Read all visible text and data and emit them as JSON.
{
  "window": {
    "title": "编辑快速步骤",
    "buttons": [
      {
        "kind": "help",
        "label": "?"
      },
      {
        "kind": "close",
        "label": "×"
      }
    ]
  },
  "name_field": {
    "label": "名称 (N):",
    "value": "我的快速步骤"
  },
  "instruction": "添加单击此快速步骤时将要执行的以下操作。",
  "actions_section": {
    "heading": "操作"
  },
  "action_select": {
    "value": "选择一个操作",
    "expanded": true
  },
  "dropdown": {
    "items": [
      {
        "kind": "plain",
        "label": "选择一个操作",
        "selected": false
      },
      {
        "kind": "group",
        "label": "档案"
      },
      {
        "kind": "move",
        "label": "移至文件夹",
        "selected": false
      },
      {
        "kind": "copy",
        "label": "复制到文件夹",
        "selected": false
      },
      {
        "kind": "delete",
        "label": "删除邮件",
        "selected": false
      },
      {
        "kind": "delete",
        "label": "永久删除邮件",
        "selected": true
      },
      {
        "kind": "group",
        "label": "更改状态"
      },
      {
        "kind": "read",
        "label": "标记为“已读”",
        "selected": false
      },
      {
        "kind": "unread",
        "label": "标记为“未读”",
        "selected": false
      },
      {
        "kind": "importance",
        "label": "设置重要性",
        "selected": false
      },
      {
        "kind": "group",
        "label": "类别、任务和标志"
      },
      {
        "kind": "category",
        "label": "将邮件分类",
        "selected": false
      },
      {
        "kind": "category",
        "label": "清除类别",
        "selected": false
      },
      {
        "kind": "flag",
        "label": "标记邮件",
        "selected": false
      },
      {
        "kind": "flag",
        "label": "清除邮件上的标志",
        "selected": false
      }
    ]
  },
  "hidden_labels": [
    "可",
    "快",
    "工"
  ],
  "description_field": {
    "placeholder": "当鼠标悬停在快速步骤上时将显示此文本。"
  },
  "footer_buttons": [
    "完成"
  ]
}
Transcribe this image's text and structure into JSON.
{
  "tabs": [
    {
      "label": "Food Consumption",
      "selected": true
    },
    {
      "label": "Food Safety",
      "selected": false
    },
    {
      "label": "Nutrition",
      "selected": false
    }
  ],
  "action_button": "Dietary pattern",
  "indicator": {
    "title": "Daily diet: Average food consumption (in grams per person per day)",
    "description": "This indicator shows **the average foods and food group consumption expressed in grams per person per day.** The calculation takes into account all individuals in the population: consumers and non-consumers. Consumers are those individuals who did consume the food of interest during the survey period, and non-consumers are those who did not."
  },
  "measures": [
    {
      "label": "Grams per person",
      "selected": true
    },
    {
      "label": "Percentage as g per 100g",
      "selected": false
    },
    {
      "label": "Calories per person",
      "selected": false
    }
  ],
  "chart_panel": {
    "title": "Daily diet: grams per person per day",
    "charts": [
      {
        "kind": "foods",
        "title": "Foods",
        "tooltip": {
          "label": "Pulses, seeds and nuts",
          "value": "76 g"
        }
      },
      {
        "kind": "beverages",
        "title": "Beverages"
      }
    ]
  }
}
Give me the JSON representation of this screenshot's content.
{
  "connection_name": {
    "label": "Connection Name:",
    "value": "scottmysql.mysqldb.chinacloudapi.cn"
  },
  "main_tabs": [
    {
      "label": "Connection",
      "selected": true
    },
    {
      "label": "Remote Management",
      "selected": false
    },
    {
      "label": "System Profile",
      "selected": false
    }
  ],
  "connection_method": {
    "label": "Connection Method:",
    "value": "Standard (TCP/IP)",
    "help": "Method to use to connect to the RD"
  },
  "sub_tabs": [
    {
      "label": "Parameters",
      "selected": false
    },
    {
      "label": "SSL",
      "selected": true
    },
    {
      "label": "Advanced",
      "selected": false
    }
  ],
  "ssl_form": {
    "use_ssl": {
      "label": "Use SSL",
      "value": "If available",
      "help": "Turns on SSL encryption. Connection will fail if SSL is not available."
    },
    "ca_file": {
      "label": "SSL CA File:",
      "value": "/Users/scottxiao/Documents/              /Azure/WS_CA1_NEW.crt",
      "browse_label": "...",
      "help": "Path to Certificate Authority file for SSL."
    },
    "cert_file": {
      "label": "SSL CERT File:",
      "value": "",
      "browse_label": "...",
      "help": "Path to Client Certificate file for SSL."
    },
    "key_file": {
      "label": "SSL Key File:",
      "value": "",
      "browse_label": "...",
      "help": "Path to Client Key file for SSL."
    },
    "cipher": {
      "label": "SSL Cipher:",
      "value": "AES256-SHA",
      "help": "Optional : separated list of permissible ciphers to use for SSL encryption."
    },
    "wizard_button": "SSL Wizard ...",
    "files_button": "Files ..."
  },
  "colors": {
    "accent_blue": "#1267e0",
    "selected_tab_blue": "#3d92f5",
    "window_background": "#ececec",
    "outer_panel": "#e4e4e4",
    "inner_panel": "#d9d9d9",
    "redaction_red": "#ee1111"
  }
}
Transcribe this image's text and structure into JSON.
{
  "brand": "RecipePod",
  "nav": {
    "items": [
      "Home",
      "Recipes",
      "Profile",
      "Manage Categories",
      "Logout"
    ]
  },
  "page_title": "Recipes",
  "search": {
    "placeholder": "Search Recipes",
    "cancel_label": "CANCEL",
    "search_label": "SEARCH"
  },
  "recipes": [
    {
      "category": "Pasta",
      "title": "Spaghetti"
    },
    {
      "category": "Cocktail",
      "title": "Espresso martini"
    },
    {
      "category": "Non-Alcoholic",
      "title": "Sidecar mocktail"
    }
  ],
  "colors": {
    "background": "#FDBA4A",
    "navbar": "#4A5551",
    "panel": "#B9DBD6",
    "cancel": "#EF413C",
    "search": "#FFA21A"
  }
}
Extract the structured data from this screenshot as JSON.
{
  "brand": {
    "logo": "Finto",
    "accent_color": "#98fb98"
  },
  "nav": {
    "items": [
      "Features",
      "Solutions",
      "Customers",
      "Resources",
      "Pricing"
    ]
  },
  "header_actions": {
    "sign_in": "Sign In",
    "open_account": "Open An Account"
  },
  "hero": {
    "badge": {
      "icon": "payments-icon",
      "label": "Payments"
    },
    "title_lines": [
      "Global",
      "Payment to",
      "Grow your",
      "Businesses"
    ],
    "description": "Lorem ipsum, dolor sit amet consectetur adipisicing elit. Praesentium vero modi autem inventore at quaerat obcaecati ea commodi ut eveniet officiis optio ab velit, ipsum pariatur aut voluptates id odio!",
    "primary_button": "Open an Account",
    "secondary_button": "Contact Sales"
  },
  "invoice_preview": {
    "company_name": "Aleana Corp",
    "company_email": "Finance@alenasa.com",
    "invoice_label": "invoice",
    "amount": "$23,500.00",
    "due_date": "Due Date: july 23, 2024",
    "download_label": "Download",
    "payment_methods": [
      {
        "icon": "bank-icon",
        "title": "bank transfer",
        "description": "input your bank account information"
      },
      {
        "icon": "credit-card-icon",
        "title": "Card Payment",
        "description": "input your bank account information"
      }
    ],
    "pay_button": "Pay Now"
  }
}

Problem details: How many lines of the data hold the string "indicator"? Reply with the number alone.

Answer: 2